- **EXERCISE TASK**: Copy out the entries below precisely; nothing is to be omitted.

--- BEGIN DATA SUPPLIED ---

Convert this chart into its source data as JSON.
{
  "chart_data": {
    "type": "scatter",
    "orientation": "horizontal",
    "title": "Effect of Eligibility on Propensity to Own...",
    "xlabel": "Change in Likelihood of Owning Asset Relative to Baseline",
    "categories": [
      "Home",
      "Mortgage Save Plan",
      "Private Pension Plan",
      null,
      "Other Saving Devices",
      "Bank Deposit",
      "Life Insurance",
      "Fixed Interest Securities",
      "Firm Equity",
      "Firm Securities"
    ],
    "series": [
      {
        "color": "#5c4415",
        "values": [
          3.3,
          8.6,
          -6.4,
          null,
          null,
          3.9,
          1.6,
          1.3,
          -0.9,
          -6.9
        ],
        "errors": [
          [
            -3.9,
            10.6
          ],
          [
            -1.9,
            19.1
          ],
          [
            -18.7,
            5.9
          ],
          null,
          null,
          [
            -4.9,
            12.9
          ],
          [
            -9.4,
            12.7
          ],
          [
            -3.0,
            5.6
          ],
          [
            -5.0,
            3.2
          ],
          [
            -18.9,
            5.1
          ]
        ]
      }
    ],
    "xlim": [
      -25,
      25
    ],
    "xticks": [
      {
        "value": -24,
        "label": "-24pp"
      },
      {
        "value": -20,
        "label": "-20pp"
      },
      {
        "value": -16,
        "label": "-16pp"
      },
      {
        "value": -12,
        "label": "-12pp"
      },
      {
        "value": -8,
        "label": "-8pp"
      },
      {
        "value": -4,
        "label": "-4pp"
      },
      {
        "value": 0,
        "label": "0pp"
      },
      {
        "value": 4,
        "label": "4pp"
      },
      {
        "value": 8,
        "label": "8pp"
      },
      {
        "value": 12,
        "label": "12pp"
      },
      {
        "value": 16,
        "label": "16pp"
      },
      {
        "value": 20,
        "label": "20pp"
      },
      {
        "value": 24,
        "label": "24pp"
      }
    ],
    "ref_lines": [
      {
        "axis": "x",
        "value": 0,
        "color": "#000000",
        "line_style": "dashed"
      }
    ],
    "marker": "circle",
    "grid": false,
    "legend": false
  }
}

--- END DATA SUPPLIED ---

- **RESPONSE FOR THIS EXERCISE**:
Convert this chart into its source data as JSON.
{
  "chart_data": {
    "type": "scatter",
    "orientation": "horizontal",
    "title": "Effect of Eligibility on Propensity to Own...",
    "xlabel": "Change in Likelihood of Owning Asset Relative to Baseline",
    "categories": [
      "Home",
      "Mortgage Save Plan",
      "Private Pension Plan",
      null,
      "Other Saving Devices",
      "Bank Deposit",
      "Life Insurance",
      "Fixed Interest Securities",
      "Firm Equity",
      "Firm Securities"
    ],
    "series": [
      {
        "color": "#5c4415",
        "values": [
          3.3,
          8.6,
          -6.4,
          null,
          null,
          3.9,
          1.6,
          1.3,
          -0.9,
          -6.9
        ],
        "errors": [
          [
            -3.9,
            10.6
          ],
          [
            -1.9,
            19.1
          ],
          [
            -18.7,
            5.9
          ],
          null,
          null,
          [
            -4.9,
            12.9
          ],
          [
            -9.4,
            12.7
          ],
          [
            -3.0,
            5.6
          ],
          [
            -5.0,
            3.2
          ],
          [
            -18.9,
            5.1
          ]
        ]
      }
    ],
    "xlim": [
      -25,
      25
    ],
    "xticks": [
      {
        "value": -24,
        "label": "-24pp"
      },
      {
        "value": -20,
        "label": "-20pp"
      },
      {
        "value": -16,
        "label": "-16pp"
      },
      {
        "value": -12,
        "label": "-12pp"
      },
      {
        "value": -8,
        "label": "-8pp"
      },
      {
        "value": -4,
        "label": "-4pp"
      },
      {
        "value": 0,
        "label": "0pp"
      },
      {
        "value": 4,
        "label": "4pp"
      },
      {
        "value": 8,
        "label": "8pp"
      },
      {
        "value": 12,
        "label": "12pp"
      },
      {
        "value": 16,
        "label": "16pp"
      },
      {
        "value": 20,
        "label": "20pp"
      },
      {
        "value": 24,
        "label": "24pp"
      }
    ],
    "ref_lines": [
      {
        "axis": "x",
        "value": 0,
        "color": "#000000",
        "line_style": "dashed"
      }
    ],
    "marker": "circle",
    "grid": false,
    "legend": false
  }
}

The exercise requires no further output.